Exercise goal: Return the data below without any changes.

Data to use:
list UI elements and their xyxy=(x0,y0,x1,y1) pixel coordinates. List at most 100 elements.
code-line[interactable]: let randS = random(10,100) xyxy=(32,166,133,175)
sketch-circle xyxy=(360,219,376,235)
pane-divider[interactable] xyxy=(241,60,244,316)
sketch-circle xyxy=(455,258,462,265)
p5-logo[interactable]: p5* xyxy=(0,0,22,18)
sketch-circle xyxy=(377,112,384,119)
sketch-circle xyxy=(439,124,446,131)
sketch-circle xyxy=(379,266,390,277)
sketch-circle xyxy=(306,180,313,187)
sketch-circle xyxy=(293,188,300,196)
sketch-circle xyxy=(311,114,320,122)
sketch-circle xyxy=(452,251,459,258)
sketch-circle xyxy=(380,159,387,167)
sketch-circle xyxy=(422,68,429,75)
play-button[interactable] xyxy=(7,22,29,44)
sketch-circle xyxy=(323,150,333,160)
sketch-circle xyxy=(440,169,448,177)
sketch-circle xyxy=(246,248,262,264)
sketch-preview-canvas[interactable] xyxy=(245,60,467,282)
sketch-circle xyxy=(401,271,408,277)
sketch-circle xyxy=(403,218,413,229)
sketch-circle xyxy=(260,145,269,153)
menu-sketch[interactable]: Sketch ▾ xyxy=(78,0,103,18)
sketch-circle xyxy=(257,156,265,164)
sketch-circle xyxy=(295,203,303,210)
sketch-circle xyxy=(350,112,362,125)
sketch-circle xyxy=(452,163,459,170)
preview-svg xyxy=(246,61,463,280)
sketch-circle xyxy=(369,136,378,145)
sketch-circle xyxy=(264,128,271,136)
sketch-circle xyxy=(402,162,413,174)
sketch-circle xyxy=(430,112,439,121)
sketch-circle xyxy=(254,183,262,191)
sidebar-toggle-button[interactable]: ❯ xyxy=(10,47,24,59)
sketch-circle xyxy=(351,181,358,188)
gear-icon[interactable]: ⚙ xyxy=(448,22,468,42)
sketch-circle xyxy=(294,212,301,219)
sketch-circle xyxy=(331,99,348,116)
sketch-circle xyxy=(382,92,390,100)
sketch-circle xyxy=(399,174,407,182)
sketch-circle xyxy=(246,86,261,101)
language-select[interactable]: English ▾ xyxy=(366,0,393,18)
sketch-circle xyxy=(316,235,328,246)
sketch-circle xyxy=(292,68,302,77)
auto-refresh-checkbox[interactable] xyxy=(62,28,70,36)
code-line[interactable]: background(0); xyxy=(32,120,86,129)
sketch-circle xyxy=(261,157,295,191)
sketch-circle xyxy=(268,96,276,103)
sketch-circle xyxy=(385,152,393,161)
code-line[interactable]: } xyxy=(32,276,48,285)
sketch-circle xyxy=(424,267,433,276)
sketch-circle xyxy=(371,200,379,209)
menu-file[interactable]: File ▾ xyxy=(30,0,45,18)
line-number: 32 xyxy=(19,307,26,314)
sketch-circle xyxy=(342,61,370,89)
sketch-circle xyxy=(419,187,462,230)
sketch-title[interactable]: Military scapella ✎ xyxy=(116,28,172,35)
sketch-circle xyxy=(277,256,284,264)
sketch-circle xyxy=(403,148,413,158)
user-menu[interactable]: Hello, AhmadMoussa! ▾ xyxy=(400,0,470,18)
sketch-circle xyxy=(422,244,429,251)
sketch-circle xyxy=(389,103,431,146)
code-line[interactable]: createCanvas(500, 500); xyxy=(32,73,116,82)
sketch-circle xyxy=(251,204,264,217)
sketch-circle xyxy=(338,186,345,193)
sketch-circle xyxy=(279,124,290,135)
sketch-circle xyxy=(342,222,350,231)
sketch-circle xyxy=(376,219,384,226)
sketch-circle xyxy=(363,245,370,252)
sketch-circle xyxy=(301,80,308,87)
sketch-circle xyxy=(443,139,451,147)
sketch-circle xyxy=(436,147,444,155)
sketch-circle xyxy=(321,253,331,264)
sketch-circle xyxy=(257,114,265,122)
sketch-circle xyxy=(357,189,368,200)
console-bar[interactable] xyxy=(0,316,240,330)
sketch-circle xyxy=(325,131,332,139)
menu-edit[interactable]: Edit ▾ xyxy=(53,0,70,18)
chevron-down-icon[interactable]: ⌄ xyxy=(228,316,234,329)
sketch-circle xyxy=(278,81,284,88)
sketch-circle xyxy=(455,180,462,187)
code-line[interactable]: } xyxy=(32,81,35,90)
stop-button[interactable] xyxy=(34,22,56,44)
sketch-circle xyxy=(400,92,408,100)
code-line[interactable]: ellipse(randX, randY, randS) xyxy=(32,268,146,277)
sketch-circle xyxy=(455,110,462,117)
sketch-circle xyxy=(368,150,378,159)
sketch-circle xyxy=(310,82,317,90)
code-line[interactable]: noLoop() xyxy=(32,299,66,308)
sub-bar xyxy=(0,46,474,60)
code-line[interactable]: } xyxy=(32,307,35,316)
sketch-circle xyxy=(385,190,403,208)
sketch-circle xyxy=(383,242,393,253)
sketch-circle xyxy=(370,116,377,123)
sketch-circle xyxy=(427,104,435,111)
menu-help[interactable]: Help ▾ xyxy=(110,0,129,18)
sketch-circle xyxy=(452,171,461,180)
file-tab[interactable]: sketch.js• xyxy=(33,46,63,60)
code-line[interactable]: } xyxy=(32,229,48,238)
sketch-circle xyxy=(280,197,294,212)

Output of the exercise:
list UI elements and their xyxy=(x0,y0,x1,y1) pixel coordinates. List at most 100 elements.
code-line[interactable]: let randS = random(10,100) xyxy=(32,166,133,175)
sketch-circle xyxy=(360,219,376,235)
pane-divider[interactable] xyxy=(241,60,244,316)
sketch-circle xyxy=(455,258,462,265)
p5-logo[interactable]: p5* xyxy=(0,0,22,18)
sketch-circle xyxy=(377,112,384,119)
sketch-circle xyxy=(439,124,446,131)
sketch-circle xyxy=(379,266,390,277)
sketch-circle xyxy=(306,180,313,187)
sketch-circle xyxy=(293,188,300,196)
sketch-circle xyxy=(311,114,320,122)
sketch-circle xyxy=(452,251,459,258)
sketch-circle xyxy=(380,159,387,167)
sketch-circle xyxy=(422,68,429,75)
play-button[interactable] xyxy=(7,22,29,44)
sketch-circle xyxy=(323,150,333,160)
sketch-circle xyxy=(440,169,448,177)
sketch-circle xyxy=(246,248,262,264)
sketch-preview-canvas[interactable] xyxy=(245,60,467,282)
sketch-circle xyxy=(401,271,408,277)
sketch-circle xyxy=(403,218,413,229)
sketch-circle xyxy=(260,145,269,153)
menu-sketch[interactable]: Sketch ▾ xyxy=(78,0,103,18)
sketch-circle xyxy=(257,156,265,164)
sketch-circle xyxy=(295,203,303,210)
sketch-circle xyxy=(350,112,362,125)
sketch-circle xyxy=(452,163,459,170)
preview-svg xyxy=(246,61,463,280)
sketch-circle xyxy=(369,136,378,145)
sketch-circle xyxy=(264,128,271,136)
sketch-circle xyxy=(402,162,413,174)
sketch-circle xyxy=(430,112,439,121)
sketch-circle xyxy=(254,183,262,191)
sidebar-toggle-button[interactable]: ❯ xyxy=(10,47,24,59)
sketch-circle xyxy=(351,181,358,188)
gear-icon[interactable]: ⚙ xyxy=(448,22,468,42)
sketch-circle xyxy=(294,212,301,219)
sketch-circle xyxy=(331,99,348,116)
sketch-circle xyxy=(382,92,390,100)
sketch-circle xyxy=(399,174,407,182)
sketch-circle xyxy=(246,86,261,101)
language-select[interactable]: English ▾ xyxy=(366,0,393,18)
sketch-circle xyxy=(316,235,328,246)
sketch-circle xyxy=(292,68,302,77)
auto-refresh-checkbox[interactable] xyxy=(62,28,70,36)
code-line[interactable]: background(0); xyxy=(32,120,86,129)
sketch-circle xyxy=(261,157,295,191)
sketch-circle xyxy=(268,96,276,103)
sketch-circle xyxy=(385,152,393,161)
code-line[interactable]: } xyxy=(32,276,48,285)
sketch-circle xyxy=(424,267,433,276)
sketch-circle xyxy=(371,200,379,209)
menu-file[interactable]: File ▾ xyxy=(30,0,45,18)
line-number: 32 xyxy=(19,307,26,314)
sketch-circle xyxy=(342,61,370,89)
sketch-circle xyxy=(419,187,462,230)
sketch-title[interactable]: Military scapella ✎ xyxy=(116,28,172,35)
sketch-circle xyxy=(277,256,284,264)
sketch-circle xyxy=(403,148,413,158)
user-menu[interactable]: Hello, AhmadMoussa! ▾ xyxy=(400,0,470,18)
sketch-circle xyxy=(422,244,429,251)
sketch-circle xyxy=(389,103,431,146)
code-line[interactable]: createCanvas(500, 500); xyxy=(32,73,116,82)
sketch-circle xyxy=(251,204,264,217)
sketch-circle xyxy=(338,186,345,193)
sketch-circle xyxy=(279,124,290,135)
sketch-circle xyxy=(342,222,350,231)
sketch-circle xyxy=(376,219,384,226)
sketch-circle xyxy=(363,245,370,252)
sketch-circle xyxy=(301,80,308,87)
sketch-circle xyxy=(443,139,451,147)
sketch-circle xyxy=(436,147,444,155)
sketch-circle xyxy=(321,253,331,264)
sketch-circle xyxy=(257,114,265,122)
sketch-circle xyxy=(357,189,368,200)
console-bar[interactable] xyxy=(0,316,240,330)
sketch-circle xyxy=(325,131,332,139)
menu-edit[interactable]: Edit ▾ xyxy=(53,0,70,18)
chevron-down-icon[interactable]: ⌄ xyxy=(228,316,234,329)
sketch-circle xyxy=(278,81,284,88)
sketch-circle xyxy=(455,180,462,187)
code-line[interactable]: } xyxy=(32,81,35,90)
stop-button[interactable] xyxy=(34,22,56,44)
sketch-circle xyxy=(400,92,408,100)
code-line[interactable]: ellipse(randX, randY, randS) xyxy=(32,268,146,277)
sketch-circle xyxy=(455,110,462,117)
sketch-circle xyxy=(368,150,378,159)
sketch-circle xyxy=(310,82,317,90)
code-line[interactable]: noLoop() xyxy=(32,299,66,308)
sub-bar xyxy=(0,46,474,60)
code-line[interactable]: } xyxy=(32,307,35,316)
sketch-circle xyxy=(385,190,403,208)
sketch-circle xyxy=(383,242,393,253)
sketch-circle xyxy=(370,116,377,123)
sketch-circle xyxy=(427,104,435,111)
menu-help[interactable]: Help ▾ xyxy=(110,0,129,18)
sketch-circle xyxy=(452,171,461,180)
file-tab[interactable]: sketch.js• xyxy=(33,46,63,60)
code-line[interactable]: } xyxy=(32,229,48,238)
sketch-circle xyxy=(280,197,294,212)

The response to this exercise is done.